**INSTRUCTIONS TO FOLLOW**. Wherever the string "教育是人类社会特有的实践活动" occurs in a line of these records, report that line.

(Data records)

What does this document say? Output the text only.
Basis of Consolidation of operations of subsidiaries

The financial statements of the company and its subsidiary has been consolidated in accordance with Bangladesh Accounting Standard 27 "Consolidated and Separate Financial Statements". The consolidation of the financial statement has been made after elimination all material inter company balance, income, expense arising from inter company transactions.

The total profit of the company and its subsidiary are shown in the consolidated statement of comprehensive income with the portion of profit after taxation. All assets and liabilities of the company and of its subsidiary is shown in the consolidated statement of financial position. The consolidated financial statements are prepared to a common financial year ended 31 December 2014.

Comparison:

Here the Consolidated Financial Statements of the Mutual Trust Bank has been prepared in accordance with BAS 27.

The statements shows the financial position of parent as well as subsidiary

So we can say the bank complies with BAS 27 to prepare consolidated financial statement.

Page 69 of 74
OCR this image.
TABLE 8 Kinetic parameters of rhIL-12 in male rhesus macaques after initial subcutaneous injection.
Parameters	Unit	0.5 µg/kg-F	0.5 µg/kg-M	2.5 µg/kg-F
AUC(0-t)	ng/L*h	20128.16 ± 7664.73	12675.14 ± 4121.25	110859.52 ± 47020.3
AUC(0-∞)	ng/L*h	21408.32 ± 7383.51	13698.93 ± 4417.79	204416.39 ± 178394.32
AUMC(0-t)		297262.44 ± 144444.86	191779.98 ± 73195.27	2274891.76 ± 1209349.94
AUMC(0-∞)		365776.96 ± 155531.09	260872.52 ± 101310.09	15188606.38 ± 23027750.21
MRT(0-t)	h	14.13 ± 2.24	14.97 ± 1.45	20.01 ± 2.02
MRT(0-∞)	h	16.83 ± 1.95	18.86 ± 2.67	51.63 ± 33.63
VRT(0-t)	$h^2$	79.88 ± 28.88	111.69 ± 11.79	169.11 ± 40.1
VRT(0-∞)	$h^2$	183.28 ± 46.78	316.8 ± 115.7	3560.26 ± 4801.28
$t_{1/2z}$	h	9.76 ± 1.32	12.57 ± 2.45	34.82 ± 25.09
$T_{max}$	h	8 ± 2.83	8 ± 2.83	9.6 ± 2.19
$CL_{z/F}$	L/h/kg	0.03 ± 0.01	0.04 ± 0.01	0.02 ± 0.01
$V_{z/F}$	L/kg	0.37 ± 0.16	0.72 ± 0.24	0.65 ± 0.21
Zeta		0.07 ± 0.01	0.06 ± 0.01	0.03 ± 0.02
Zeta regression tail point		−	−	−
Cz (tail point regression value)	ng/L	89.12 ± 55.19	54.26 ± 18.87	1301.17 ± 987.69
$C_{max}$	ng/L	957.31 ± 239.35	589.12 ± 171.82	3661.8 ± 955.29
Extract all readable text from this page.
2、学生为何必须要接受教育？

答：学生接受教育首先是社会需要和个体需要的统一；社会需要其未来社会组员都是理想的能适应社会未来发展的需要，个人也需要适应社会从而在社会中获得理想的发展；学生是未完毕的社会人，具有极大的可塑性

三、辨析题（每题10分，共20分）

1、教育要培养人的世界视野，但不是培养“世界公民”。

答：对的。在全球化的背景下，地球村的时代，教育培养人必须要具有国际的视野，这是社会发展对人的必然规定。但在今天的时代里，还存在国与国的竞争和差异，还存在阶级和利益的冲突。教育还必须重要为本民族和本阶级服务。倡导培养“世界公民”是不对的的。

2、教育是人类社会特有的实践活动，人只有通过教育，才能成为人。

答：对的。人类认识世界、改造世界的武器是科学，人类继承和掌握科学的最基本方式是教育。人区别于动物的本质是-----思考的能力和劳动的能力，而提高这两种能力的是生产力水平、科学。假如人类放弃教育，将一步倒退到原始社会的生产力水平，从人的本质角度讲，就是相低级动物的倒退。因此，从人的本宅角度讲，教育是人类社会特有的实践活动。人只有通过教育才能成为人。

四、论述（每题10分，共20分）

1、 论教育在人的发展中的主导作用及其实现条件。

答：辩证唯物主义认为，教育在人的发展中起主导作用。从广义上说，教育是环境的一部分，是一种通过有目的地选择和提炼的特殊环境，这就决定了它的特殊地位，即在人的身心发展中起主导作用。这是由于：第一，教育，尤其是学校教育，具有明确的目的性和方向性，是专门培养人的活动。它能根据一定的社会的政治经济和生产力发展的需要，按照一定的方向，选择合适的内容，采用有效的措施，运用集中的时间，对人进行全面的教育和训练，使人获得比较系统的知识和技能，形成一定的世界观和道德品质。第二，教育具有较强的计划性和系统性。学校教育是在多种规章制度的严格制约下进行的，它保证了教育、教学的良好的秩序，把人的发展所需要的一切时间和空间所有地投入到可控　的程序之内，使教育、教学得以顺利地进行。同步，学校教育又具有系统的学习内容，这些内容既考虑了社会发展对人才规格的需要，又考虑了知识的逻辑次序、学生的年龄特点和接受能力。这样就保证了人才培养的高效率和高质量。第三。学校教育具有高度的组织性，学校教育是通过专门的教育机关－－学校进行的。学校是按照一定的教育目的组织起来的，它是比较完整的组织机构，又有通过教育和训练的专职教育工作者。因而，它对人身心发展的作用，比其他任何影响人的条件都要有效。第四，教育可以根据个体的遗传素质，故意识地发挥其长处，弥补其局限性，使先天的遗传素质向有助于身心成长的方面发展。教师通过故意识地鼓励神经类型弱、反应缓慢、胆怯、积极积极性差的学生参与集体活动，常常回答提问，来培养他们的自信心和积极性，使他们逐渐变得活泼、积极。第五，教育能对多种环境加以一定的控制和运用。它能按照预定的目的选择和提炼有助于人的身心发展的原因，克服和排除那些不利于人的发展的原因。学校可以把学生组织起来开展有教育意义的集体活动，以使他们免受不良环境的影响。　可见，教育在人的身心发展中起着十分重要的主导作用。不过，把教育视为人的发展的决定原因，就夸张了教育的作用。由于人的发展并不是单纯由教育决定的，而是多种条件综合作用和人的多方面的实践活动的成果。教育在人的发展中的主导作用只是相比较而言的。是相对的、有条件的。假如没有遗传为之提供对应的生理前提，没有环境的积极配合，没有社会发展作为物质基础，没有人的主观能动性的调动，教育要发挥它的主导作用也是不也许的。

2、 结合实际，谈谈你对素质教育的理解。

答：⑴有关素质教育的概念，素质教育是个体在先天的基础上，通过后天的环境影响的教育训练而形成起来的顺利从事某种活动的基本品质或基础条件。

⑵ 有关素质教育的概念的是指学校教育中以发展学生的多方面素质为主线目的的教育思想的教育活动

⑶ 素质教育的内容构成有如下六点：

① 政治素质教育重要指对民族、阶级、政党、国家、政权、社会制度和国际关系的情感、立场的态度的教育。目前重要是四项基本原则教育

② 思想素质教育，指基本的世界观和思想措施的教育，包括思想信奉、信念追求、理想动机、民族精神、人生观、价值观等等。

**OUTPUT**.
2、教育是人类社会特有的实践活动，人只有通过教育，才能成为人。
答：对的。人类认识世界、改造世界的武器是科学，人类继承和掌握科学的最基本方式是教育。人区别于动物的本质是-----思考的能力和劳动的能力，而提高这两种能力的是生产力水平、科学。假如人类放弃教育，将一步倒退到原始社会的生产力水平，从人的本质角度讲，就是相低级动物的倒退。因此，从人的本宅角度讲，教育是人类社会特有的实践活动。人只有通过教育才能成为人。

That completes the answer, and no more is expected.